[Set exercise] Output a single figure: the number of lines in which the word "xlabel" appears.

* start Data provided *

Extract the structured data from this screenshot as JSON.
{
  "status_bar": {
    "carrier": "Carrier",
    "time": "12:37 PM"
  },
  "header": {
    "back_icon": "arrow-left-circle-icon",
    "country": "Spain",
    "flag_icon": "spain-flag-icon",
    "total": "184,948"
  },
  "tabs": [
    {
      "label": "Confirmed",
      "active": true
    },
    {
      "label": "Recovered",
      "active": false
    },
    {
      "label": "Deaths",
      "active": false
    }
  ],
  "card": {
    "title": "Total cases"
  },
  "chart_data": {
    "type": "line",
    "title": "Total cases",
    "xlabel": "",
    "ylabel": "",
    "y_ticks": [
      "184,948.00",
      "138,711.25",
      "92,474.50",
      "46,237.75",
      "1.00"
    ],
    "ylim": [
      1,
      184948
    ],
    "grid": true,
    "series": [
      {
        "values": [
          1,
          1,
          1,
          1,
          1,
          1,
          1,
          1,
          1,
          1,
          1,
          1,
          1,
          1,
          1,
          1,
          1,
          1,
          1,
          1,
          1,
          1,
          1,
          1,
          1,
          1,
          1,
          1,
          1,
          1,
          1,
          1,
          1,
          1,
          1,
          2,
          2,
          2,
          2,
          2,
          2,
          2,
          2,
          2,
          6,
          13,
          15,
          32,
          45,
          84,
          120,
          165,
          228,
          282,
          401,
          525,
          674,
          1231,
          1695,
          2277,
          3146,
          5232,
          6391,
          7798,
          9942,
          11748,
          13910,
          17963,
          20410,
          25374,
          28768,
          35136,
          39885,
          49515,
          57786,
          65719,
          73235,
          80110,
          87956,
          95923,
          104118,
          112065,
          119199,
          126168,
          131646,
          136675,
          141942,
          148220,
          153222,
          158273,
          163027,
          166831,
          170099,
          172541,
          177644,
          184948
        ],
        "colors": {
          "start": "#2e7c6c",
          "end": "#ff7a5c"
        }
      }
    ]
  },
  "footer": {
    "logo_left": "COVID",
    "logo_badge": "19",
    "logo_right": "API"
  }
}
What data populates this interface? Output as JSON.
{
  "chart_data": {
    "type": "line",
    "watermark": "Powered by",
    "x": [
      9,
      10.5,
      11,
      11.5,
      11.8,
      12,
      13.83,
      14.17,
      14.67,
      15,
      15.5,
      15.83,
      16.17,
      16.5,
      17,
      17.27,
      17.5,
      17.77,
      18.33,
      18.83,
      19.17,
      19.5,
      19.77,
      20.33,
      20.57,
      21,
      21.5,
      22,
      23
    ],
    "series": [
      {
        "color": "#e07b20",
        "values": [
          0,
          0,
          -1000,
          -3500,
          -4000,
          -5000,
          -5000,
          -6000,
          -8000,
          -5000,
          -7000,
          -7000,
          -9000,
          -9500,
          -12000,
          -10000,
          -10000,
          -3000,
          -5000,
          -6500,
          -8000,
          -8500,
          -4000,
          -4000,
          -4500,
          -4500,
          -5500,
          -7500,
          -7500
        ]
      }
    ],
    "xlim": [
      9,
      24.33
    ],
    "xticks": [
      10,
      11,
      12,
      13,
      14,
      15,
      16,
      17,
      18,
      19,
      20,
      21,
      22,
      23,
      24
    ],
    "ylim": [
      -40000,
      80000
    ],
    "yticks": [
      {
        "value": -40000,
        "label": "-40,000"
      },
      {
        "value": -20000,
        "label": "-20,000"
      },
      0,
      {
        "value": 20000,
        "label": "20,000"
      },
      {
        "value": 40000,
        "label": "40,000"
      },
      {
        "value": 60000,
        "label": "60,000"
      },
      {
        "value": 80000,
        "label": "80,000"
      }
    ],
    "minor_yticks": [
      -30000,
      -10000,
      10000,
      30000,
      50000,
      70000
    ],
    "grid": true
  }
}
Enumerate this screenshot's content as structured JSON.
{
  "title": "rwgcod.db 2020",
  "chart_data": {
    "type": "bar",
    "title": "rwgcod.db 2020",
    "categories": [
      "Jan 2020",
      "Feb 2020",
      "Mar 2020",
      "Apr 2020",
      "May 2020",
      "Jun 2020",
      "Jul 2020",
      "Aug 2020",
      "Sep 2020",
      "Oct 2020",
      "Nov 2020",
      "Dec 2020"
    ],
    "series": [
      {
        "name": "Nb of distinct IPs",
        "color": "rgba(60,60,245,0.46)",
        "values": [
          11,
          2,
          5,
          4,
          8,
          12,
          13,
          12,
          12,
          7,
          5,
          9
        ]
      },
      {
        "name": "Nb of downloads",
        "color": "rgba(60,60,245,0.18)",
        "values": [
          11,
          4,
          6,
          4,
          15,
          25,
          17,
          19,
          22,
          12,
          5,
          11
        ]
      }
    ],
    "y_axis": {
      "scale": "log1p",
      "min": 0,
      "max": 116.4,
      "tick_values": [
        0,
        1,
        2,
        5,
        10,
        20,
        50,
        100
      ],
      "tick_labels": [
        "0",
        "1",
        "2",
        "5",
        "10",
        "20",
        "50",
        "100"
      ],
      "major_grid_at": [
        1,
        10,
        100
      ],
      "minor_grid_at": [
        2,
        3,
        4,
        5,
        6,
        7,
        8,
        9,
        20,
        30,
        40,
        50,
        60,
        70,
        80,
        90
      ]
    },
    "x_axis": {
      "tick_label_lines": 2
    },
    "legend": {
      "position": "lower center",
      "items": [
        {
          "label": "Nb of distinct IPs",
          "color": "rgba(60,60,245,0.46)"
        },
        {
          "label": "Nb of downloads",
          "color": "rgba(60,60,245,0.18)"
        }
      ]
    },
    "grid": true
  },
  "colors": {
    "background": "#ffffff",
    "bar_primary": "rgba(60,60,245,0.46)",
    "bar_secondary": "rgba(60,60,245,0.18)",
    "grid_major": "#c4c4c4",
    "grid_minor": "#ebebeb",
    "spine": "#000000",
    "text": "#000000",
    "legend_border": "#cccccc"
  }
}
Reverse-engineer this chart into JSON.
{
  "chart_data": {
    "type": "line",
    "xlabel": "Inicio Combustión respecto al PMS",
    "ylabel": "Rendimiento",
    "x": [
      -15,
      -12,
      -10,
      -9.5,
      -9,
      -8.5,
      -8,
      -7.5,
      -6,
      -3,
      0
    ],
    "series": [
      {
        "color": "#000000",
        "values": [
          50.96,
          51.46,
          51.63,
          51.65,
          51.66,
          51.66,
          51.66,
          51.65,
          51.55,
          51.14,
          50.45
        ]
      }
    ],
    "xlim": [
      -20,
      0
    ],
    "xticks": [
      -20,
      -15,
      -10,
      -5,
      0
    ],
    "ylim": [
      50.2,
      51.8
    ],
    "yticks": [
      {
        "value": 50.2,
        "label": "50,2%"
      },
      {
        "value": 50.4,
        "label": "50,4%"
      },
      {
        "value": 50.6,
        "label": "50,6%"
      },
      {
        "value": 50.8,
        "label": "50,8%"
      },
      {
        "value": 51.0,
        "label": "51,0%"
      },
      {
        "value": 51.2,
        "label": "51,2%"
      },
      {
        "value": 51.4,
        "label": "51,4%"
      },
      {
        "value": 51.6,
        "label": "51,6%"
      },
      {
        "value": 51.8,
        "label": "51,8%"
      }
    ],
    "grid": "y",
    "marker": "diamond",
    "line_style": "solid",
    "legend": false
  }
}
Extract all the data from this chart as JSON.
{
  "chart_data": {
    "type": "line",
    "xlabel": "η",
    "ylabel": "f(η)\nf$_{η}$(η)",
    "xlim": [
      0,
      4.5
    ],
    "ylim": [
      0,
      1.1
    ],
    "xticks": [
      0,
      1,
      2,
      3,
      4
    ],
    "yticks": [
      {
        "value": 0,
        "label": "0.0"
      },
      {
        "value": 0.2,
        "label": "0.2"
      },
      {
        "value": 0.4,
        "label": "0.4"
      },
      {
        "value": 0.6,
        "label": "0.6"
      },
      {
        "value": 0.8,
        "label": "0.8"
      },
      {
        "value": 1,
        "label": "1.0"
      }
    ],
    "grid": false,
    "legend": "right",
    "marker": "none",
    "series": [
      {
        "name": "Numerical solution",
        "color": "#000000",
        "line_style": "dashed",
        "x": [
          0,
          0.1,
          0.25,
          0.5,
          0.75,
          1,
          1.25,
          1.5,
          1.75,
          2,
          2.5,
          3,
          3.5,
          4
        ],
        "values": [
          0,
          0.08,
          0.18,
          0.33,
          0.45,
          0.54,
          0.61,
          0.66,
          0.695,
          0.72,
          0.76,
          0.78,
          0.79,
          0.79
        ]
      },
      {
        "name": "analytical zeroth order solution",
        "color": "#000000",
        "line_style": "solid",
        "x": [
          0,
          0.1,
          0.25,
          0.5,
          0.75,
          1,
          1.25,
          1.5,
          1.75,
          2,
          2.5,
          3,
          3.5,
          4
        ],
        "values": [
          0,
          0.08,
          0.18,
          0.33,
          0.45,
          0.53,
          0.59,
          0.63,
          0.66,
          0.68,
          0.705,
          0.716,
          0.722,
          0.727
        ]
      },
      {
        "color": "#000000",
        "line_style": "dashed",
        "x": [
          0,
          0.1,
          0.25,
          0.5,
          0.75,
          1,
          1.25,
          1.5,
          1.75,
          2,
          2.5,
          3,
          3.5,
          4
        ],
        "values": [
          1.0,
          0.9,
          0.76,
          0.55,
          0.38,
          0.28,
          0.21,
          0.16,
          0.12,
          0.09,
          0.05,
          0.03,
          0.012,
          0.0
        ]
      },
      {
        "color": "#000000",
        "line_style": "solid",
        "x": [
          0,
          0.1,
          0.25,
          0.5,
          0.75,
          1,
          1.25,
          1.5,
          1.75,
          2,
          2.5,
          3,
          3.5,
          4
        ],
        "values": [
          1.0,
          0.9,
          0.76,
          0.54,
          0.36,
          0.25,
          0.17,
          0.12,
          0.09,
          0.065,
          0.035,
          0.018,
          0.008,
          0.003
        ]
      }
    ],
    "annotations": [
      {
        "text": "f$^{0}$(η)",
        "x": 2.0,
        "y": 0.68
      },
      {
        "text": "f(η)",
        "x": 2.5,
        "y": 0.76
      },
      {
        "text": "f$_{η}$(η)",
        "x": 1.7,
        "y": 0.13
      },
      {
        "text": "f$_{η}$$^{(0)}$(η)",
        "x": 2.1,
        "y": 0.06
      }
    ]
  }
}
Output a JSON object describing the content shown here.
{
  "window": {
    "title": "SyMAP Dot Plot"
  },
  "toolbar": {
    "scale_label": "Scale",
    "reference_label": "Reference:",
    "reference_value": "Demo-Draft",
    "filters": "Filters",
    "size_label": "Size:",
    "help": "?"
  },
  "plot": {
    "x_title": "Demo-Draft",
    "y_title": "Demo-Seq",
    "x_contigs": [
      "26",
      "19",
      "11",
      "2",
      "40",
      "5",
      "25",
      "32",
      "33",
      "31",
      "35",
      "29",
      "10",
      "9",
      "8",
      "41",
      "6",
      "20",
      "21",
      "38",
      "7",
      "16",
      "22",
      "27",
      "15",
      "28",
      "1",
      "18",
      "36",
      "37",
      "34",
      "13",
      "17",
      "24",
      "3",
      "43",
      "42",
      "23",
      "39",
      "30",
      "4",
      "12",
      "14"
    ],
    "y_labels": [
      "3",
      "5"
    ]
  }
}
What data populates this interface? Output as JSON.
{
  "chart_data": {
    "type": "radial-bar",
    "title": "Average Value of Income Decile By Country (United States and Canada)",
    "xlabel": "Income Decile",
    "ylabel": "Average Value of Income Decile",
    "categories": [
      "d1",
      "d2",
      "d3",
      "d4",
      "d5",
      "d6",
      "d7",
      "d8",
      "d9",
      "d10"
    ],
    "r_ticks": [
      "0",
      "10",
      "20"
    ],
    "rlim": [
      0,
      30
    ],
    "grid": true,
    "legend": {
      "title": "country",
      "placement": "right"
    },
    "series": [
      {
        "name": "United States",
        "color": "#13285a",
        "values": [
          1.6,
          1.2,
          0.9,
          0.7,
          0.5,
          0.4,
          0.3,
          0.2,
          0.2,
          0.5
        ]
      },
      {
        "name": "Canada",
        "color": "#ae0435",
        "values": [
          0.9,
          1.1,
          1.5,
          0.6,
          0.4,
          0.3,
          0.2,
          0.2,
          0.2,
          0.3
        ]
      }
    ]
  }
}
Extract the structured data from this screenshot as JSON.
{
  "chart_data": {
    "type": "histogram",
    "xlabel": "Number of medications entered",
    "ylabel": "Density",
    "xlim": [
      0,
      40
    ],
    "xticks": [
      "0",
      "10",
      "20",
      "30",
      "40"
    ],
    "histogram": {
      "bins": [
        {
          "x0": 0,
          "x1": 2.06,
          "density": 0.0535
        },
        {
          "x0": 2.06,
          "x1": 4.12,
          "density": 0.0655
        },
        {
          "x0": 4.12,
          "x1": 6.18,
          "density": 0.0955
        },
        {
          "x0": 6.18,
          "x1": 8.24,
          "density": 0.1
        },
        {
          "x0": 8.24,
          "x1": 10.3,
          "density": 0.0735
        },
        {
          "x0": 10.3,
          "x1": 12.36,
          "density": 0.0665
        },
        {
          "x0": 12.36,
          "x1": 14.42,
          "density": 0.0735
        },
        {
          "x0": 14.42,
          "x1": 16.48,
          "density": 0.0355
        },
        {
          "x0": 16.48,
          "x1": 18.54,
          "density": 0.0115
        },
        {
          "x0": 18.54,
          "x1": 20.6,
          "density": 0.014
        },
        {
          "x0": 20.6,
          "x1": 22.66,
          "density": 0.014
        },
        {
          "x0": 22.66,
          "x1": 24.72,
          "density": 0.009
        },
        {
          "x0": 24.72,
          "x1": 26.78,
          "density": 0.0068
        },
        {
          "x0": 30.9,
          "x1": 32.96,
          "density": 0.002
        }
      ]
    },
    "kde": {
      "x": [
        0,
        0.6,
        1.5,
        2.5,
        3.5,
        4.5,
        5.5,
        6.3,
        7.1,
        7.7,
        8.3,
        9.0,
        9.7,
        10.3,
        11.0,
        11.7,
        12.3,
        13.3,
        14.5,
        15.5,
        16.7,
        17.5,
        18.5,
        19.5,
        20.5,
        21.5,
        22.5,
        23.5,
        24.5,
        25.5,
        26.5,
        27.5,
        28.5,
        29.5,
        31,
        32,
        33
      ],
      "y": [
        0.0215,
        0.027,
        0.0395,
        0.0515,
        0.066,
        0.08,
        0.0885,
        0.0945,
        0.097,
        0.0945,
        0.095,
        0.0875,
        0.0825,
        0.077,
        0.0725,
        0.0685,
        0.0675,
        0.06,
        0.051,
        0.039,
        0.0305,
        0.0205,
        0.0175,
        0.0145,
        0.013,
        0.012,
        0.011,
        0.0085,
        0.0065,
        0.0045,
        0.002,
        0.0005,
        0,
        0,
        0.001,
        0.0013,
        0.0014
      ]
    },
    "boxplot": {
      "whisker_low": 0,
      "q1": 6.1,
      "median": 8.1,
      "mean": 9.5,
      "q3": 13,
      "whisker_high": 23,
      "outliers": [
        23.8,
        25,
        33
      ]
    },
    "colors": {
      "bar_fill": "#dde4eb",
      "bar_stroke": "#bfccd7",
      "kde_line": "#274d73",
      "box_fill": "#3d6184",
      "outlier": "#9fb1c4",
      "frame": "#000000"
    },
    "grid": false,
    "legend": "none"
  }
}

* end Data provided *

[Output of the task] 5